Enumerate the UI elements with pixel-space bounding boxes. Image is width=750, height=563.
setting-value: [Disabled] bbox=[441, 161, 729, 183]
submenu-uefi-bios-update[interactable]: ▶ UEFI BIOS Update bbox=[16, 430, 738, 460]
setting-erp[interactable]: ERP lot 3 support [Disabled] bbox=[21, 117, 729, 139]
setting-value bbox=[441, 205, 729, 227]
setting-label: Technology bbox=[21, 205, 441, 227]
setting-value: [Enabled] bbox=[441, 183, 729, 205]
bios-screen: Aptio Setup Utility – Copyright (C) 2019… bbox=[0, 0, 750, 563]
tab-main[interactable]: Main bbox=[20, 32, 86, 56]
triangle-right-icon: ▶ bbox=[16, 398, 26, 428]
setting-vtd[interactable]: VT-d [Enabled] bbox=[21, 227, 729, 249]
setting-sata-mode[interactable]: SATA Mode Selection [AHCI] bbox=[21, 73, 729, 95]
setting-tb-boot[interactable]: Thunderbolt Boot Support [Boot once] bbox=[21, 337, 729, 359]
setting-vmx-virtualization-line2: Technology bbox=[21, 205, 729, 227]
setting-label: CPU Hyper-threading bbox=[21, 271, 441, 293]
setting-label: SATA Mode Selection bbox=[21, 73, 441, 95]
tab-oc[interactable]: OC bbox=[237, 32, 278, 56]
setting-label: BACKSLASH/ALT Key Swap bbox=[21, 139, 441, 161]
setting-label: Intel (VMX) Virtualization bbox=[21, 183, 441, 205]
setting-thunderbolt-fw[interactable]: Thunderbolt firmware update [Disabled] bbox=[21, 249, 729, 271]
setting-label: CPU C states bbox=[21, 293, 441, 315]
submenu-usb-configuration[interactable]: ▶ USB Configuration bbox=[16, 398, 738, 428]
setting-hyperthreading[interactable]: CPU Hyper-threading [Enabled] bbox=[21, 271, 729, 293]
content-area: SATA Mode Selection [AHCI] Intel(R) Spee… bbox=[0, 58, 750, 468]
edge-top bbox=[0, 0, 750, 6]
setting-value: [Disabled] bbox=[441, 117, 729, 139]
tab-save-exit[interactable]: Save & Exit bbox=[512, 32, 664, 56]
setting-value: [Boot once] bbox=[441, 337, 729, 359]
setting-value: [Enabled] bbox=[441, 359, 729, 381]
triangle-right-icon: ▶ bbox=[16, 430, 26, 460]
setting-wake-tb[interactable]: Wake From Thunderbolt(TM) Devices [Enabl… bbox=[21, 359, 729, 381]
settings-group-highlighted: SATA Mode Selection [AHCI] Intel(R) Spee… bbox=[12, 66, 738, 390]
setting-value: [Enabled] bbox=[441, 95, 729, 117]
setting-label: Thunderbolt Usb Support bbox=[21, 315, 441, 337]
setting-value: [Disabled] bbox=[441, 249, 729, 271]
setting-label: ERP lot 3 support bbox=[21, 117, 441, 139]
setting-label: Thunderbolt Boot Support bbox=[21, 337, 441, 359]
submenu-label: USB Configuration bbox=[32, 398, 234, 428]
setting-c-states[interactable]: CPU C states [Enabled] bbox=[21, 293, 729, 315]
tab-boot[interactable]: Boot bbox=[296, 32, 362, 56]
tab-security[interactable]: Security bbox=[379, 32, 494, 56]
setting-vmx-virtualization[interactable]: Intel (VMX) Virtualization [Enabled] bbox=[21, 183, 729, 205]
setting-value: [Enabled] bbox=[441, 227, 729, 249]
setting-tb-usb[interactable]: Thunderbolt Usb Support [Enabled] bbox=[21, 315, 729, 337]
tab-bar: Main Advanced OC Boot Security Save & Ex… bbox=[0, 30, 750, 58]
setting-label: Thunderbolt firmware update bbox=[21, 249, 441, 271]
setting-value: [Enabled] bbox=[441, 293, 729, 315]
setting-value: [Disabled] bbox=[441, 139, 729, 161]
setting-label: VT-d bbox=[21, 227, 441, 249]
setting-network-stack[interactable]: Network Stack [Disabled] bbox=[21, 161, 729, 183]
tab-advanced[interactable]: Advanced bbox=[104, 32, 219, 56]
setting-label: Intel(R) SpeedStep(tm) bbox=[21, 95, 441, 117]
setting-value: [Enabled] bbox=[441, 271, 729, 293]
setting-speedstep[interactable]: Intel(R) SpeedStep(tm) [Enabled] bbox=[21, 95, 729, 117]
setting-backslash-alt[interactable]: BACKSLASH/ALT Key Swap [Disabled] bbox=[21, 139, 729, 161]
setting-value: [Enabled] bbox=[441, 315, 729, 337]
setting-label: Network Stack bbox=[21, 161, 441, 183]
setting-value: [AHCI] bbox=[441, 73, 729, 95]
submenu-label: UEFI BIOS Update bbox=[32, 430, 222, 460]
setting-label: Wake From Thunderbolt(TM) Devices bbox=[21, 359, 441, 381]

————

**SHORT EXERCISE**
Rewrite all the records, putting "Off" in place of every "Disabled" and leaving everything else unchanged.

**FULL ANSWER**
Enumerate the UI elements with pixel-space bounding boxes. Image is width=750, height=563.
setting-value: [Off] bbox=[441, 161, 729, 183]
submenu-uefi-bios-update[interactable]: ▶ UEFI BIOS Update bbox=[16, 430, 738, 460]
setting-erp[interactable]: ERP lot 3 support [Off] bbox=[21, 117, 729, 139]
setting-value bbox=[441, 205, 729, 227]
setting-label: Technology bbox=[21, 205, 441, 227]
setting-value: [Enabled] bbox=[441, 183, 729, 205]
bios-screen: Aptio Setup Utility – Copyright (C) 2019… bbox=[0, 0, 750, 563]
tab-main[interactable]: Main bbox=[20, 32, 86, 56]
triangle-right-icon: ▶ bbox=[16, 398, 26, 428]
setting-vtd[interactable]: VT-d [Enabled] bbox=[21, 227, 729, 249]
setting-sata-mode[interactable]: SATA Mode Selection [AHCI] bbox=[21, 73, 729, 95]
setting-tb-boot[interactable]: Thunderbolt Boot Support [Boot once] bbox=[21, 337, 729, 359]
setting-vmx-virtualization-line2: Technology bbox=[21, 205, 729, 227]
setting-label: CPU Hyper-threading bbox=[21, 271, 441, 293]
setting-label: SATA Mode Selection bbox=[21, 73, 441, 95]
tab-oc[interactable]: OC bbox=[237, 32, 278, 56]
setting-label: BACKSLASH/ALT Key Swap bbox=[21, 139, 441, 161]
setting-label: Intel (VMX) Virtualization bbox=[21, 183, 441, 205]
setting-thunderbolt-fw[interactable]: Thunderbolt firmware update [Off] bbox=[21, 249, 729, 271]
setting-label: CPU C states bbox=[21, 293, 441, 315]
submenu-usb-configuration[interactable]: ▶ USB Configuration bbox=[16, 398, 738, 428]
setting-hyperthreading[interactable]: CPU Hyper-threading [Enabled] bbox=[21, 271, 729, 293]
content-area: SATA Mode Selection [AHCI] Intel(R) Spee… bbox=[0, 58, 750, 468]
edge-top bbox=[0, 0, 750, 6]
setting-value: [Off] bbox=[441, 117, 729, 139]
tab-save-exit[interactable]: Save & Exit bbox=[512, 32, 664, 56]
setting-value: [Boot once] bbox=[441, 337, 729, 359]
setting-value: [Enabled] bbox=[441, 359, 729, 381]
triangle-right-icon: ▶ bbox=[16, 430, 26, 460]
setting-wake-tb[interactable]: Wake From Thunderbolt(TM) Devices [Enabl… bbox=[21, 359, 729, 381]
settings-group-highlighted: SATA Mode Selection [AHCI] Intel(R) Spee… bbox=[12, 66, 738, 390]
setting-value: [Enabled] bbox=[441, 95, 729, 117]
setting-label: Thunderbolt Usb Support bbox=[21, 315, 441, 337]
setting-value: [Off] bbox=[441, 249, 729, 271]
setting-label: ERP lot 3 support bbox=[21, 117, 441, 139]
setting-label: Thunderbolt Boot Support bbox=[21, 337, 441, 359]
submenu-label: USB Configuration bbox=[32, 398, 234, 428]
setting-c-states[interactable]: CPU C states [Enabled] bbox=[21, 293, 729, 315]
tab-boot[interactable]: Boot bbox=[296, 32, 362, 56]
tab-security[interactable]: Security bbox=[379, 32, 494, 56]
setting-vmx-virtualization[interactable]: Intel (VMX) Virtualization [Enabled] bbox=[21, 183, 729, 205]
setting-value: [Enabled] bbox=[441, 227, 729, 249]
setting-tb-usb[interactable]: Thunderbolt Usb Support [Enabled] bbox=[21, 315, 729, 337]
tab-bar: Main Advanced OC Boot Security Save & Ex… bbox=[0, 30, 750, 58]
setting-label: Thunderbolt firmware update bbox=[21, 249, 441, 271]
setting-value: [Enabled] bbox=[441, 293, 729, 315]
setting-value: [Off] bbox=[441, 139, 729, 161]
setting-label: VT-d bbox=[21, 227, 441, 249]
setting-network-stack[interactable]: Network Stack [Off] bbox=[21, 161, 729, 183]
tab-advanced[interactable]: Advanced bbox=[104, 32, 219, 56]
setting-label: Intel(R) SpeedStep(tm) bbox=[21, 95, 441, 117]
setting-value: [Enabled] bbox=[441, 271, 729, 293]
setting-speedstep[interactable]: Intel(R) SpeedStep(tm) [Enabled] bbox=[21, 95, 729, 117]
setting-backslash-alt[interactable]: BACKSLASH/ALT Key Swap [Off] bbox=[21, 139, 729, 161]
setting-value: [Enabled] bbox=[441, 315, 729, 337]
setting-label: Network Stack bbox=[21, 161, 441, 183]
setting-value: [AHCI] bbox=[441, 73, 729, 95]
submenu-label: UEFI BIOS Update bbox=[32, 430, 222, 460]
setting-label: Wake From Thunderbolt(TM) Devices bbox=[21, 359, 441, 381]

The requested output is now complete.